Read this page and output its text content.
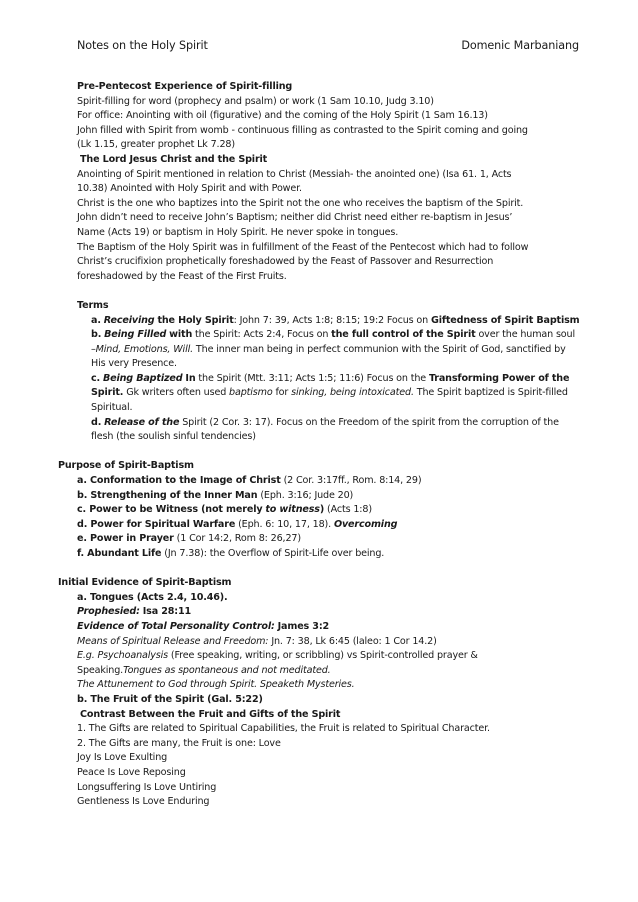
Notes on the Holy Spirit	Domenic Marbaniang
Pre-Pentecost Experience of Spirit-filling
Spirit-filling for word (prophecy and psalm) or work (1 Sam 10.10, Judg 3.10)
For office: Anointing with oil (figurative) and the coming of the Holy Spirit (1 Sam 16.13)
John filled with Spirit from womb - continuous filling as contrasted to the Spirit coming and going
(Lk 1.15, greater prophet Lk 7.28)
The Lord Jesus Christ and the Spirit
Anointing of Spirit mentioned in relation to Christ (Messiah- the anointed one) (Isa 61. 1, Acts
10.38) Anointed with Holy Spirit and with Power.
Christ is the one who baptizes into the Spirit not the one who receives the baptism of the Spirit.
John didn’t need to receive John’s Baptism; neither did Christ need either re-baptism in Jesus’
Name (Acts 19) or baptism in Holy Spirit. He never spoke in tongues.
The Baptism of the Holy Spirit was in fulfillment of the Feast of the Pentecost which had to follow
Christ’s crucifixion prophetically foreshadowed by the Feast of Passover and Resurrection
foreshadowed by the Feast of the First Fruits.
Terms
a. Receiving the Holy Spirit: John 7: 39, Acts 1:8; 8:15; 19:2 Focus on Giftedness of Spirit Baptism
b. Being Filled with the Spirit: Acts 2:4, Focus on the full control of the Spirit over the human soul –Mind, Emotions, Will. The inner man being in perfect communion with the Spirit of God, sanctified by His very Presence.
c. Being Baptized In the Spirit (Mtt. 3:11; Acts 1:5; 11:6) Focus on the Transforming Power of the Spirit. Gk writers often used baptismo for sinking, being intoxicated. The Spirit baptized is Spirit-filled Spiritual.
d. Release of the Spirit (2 Cor. 3: 17). Focus on the Freedom of the spirit from the corruption of the flesh (the soulish sinful tendencies)
Purpose of Spirit-Baptism
a. Conformation to the Image of Christ (2 Cor. 3:17ff., Rom. 8:14, 29)
b. Strengthening of the Inner Man (Eph. 3:16; Jude 20)
c. Power to be Witness (not merely to witness) (Acts 1:8)
d. Power for Spiritual Warfare (Eph. 6: 10, 17, 18). Overcoming
e. Power in Prayer (1 Cor 14:2, Rom 8: 26,27)
f. Abundant Life (Jn 7.38): the Overflow of Spirit-Life over being.
Initial Evidence of Spirit-Baptism
a. Tongues (Acts 2.4, 10.46).
Prophesied: Isa 28:11
Evidence of Total Personality Control: James 3:2
Means of Spiritual Release and Freedom: Jn. 7: 38, Lk 6:45 (laleo: 1 Cor 14.2)
E.g. Psychoanalysis (Free speaking, writing, or scribbling) vs Spirit-controlled prayer &
Speaking.Tongues as spontaneous and not meditated.
The Attunement to God through Spirit. Speaketh Mysteries.
b. The Fruit of the Spirit (Gal. 5:22)
Contrast Between the Fruit and Gifts of the Spirit
1. The Gifts are related to Spiritual Capabilities, the Fruit is related to Spiritual Character.
2. The Gifts are many, the Fruit is one: Love
Joy Is Love Exulting
Peace Is Love Reposing
Longsuffering Is Love Untiring
Gentleness Is Love Enduring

- - - - - - -

* [Task to carry out]: Without including any pictures, print all of the material exactly as given.

* [Answer to this problem]:
Read this page and output its text content.
Notes on the Holy Spirit	Domenic Marbaniang
Pre-Pentecost Experience of Spirit-filling
Spirit-filling for word (prophecy and psalm) or work (1 Sam 10.10, Judg 3.10)
For office: Anointing with oil (figurative) and the coming of the Holy Spirit (1 Sam 16.13)
John filled with Spirit from womb - continuous filling as contrasted to the Spirit coming and going
(Lk 1.15, greater prophet Lk 7.28)
The Lord Jesus Christ and the Spirit
Anointing of Spirit mentioned in relation to Christ (Messiah- the anointed one) (Isa 61. 1, Acts
10.38) Anointed with Holy Spirit and with Power.
Christ is the one who baptizes into the Spirit not the one who receives the baptism of the Spirit.
John didn’t need to receive John’s Baptism; neither did Christ need either re-baptism in Jesus’
Name (Acts 19) or baptism in Holy Spirit. He never spoke in tongues.
The Baptism of the Holy Spirit was in fulfillment of the Feast of the Pentecost which had to follow
Christ’s crucifixion prophetically foreshadowed by the Feast of Passover and Resurrection
foreshadowed by the Feast of the First Fruits.
Terms
a. Receiving the Holy Spirit: John 7: 39, Acts 1:8; 8:15; 19:2 Focus on Giftedness of Spirit Baptism
b. Being Filled with the Spirit: Acts 2:4, Focus on the full control of the Spirit over the human soul –Mind, Emotions, Will. The inner man being in perfect communion with the Spirit of God, sanctified by His very Presence.
c. Being Baptized In the Spirit (Mtt. 3:11; Acts 1:5; 11:6) Focus on the Transforming Power of the Spirit. Gk writers often used baptismo for sinking, being intoxicated. The Spirit baptized is Spirit-filled Spiritual.
d. Release of the Spirit (2 Cor. 3: 17). Focus on the Freedom of the spirit from the corruption of the flesh (the soulish sinful tendencies)
Purpose of Spirit-Baptism
a. Conformation to the Image of Christ (2 Cor. 3:17ff., Rom. 8:14, 29)
b. Strengthening of the Inner Man (Eph. 3:16; Jude 20)
c. Power to be Witness (not merely to witness) (Acts 1:8)
d. Power for Spiritual Warfare (Eph. 6: 10, 17, 18). Overcoming
e. Power in Prayer (1 Cor 14:2, Rom 8: 26,27)
f. Abundant Life (Jn 7.38): the Overflow of Spirit-Life over being.
Initial Evidence of Spirit-Baptism
a. Tongues (Acts 2.4, 10.46).
Prophesied: Isa 28:11
Evidence of Total Personality Control: James 3:2
Means of Spiritual Release and Freedom: Jn. 7: 38, Lk 6:45 (laleo: 1 Cor 14.2)
E.g. Psychoanalysis (Free speaking, writing, or scribbling) vs Spirit-controlled prayer &
Speaking.Tongues as spontaneous and not meditated.
The Attunement to God through Spirit. Speaketh Mysteries.
b. The Fruit of the Spirit (Gal. 5:22)
Contrast Between the Fruit and Gifts of the Spirit
1. The Gifts are related to Spiritual Capabilities, the Fruit is related to Spiritual Character.
2. The Gifts are many, the Fruit is one: Love
Joy Is Love Exulting
Peace Is Love Reposing
Longsuffering Is Love Untiring
Gentleness Is Love Enduring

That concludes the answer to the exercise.